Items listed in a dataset
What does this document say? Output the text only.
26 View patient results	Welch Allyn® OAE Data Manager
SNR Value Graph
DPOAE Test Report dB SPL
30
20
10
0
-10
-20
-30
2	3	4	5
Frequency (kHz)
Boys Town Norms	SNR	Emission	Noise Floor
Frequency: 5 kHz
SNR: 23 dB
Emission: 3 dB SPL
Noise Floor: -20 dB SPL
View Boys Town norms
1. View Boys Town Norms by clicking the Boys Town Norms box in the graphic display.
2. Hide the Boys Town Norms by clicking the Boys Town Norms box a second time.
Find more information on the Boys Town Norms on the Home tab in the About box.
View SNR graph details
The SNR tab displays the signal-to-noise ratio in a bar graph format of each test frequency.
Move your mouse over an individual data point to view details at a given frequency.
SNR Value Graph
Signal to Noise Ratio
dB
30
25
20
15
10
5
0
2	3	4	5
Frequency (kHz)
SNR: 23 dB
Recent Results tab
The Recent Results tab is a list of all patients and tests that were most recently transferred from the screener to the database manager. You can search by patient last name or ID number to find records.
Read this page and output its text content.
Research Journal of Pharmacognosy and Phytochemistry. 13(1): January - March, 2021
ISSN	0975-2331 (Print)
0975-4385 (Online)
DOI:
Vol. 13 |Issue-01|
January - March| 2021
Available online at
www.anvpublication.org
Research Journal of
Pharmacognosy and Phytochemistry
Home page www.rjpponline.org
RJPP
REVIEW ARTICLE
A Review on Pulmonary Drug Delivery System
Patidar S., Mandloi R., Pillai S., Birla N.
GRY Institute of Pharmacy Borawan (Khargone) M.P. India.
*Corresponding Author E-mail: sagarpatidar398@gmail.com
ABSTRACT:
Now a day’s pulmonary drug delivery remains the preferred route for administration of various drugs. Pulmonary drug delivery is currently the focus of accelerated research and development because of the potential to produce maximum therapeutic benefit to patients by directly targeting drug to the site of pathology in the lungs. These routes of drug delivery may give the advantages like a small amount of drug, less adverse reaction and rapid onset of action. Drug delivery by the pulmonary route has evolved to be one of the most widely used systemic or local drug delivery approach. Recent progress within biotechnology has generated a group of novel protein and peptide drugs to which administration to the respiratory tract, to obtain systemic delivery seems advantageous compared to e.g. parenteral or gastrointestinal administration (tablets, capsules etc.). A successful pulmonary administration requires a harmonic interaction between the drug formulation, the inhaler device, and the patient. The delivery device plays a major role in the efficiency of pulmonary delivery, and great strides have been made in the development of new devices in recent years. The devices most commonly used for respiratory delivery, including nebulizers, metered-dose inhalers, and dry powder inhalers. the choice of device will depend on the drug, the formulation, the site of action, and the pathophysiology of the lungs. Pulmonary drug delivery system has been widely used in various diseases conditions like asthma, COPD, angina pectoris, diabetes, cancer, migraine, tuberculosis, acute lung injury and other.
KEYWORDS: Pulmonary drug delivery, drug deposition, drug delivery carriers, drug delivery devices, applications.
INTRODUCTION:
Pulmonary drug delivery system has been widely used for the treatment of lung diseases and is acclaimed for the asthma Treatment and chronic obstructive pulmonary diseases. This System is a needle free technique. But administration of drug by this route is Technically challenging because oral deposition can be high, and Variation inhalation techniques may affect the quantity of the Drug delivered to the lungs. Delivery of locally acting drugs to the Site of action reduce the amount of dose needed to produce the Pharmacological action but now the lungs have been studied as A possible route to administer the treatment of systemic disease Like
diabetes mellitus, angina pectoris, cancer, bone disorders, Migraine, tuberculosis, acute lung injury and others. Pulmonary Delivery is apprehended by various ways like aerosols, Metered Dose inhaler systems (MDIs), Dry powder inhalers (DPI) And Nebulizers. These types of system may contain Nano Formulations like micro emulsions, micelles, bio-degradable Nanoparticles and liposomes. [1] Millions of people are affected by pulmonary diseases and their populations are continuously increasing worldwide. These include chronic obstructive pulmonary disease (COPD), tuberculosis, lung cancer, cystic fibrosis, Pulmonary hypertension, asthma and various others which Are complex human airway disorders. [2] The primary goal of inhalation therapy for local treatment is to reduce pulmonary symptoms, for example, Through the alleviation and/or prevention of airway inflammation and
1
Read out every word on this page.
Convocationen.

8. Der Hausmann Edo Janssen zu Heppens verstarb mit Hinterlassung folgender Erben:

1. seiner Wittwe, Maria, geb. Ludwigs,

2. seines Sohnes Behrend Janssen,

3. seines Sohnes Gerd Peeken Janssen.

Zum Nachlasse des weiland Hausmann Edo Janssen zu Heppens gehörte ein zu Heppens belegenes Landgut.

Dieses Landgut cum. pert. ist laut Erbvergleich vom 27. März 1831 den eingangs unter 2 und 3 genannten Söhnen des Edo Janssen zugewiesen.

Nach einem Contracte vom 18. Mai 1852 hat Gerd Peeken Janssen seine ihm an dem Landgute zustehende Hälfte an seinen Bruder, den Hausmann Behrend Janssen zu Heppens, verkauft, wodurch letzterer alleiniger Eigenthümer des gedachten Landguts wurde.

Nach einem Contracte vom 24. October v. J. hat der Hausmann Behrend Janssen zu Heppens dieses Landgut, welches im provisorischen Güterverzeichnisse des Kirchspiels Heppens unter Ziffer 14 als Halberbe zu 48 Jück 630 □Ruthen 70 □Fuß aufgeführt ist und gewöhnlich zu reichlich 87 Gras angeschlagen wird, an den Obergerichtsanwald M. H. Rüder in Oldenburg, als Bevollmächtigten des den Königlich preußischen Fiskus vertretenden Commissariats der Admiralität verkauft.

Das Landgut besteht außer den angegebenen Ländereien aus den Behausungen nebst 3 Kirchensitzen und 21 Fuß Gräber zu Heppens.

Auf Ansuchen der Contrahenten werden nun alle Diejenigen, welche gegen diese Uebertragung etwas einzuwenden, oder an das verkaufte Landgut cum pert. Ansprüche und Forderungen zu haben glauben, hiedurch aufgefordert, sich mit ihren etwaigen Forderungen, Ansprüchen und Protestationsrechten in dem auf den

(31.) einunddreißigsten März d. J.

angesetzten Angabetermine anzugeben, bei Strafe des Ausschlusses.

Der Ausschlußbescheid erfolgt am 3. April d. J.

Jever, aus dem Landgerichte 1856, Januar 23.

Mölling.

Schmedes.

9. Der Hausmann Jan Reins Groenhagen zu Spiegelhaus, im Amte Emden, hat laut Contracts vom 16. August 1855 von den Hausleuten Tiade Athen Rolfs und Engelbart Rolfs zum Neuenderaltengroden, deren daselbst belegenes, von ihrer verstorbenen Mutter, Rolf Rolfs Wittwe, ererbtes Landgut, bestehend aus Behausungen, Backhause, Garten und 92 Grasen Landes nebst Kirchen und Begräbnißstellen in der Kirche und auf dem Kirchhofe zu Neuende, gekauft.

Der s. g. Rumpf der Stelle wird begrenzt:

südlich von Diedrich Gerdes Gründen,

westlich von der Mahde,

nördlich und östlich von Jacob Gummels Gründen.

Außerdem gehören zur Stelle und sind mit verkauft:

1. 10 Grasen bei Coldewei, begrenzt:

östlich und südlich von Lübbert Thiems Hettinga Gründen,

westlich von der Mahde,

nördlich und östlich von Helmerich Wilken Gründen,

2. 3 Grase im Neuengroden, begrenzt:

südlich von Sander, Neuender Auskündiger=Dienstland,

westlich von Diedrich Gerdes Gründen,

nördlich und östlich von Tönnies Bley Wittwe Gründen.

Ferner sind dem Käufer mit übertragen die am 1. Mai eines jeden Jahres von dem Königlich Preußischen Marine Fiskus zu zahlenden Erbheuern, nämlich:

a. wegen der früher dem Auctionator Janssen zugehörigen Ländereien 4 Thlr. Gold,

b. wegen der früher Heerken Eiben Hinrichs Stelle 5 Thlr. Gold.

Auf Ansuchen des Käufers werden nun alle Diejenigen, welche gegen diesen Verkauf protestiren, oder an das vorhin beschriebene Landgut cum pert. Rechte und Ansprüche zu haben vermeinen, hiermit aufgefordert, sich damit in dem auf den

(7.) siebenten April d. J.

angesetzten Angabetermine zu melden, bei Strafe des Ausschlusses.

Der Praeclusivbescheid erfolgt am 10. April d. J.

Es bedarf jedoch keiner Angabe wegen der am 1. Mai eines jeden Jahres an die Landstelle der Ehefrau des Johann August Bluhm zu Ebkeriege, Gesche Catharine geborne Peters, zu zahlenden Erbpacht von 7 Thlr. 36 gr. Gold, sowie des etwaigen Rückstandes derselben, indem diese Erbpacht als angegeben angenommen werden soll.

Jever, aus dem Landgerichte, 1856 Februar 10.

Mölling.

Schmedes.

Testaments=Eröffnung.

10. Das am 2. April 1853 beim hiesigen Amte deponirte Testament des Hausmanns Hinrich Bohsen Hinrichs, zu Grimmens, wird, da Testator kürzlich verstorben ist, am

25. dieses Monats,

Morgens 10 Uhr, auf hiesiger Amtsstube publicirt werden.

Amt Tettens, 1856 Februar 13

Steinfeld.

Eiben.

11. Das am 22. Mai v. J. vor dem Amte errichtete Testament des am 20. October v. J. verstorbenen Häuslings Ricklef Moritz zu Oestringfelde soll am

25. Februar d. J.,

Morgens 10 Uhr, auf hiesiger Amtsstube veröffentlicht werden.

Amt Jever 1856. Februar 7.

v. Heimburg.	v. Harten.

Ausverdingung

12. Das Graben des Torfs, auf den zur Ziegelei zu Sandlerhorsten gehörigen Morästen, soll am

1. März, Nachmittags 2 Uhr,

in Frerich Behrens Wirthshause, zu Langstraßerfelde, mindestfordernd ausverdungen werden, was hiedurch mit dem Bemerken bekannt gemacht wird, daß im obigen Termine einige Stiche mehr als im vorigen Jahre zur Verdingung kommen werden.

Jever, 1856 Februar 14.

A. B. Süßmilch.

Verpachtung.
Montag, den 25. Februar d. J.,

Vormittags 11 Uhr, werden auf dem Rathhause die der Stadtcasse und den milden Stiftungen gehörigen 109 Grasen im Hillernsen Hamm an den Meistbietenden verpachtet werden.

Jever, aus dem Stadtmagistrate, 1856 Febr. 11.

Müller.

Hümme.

• TASK DIRECTIONS: Every line in the data that holds "Journal" should be copied out.

• ANSWER BOX:
Research Journal of Pharmacognosy and Phytochemistry. 13(1): January - March, 2021
Research Journal of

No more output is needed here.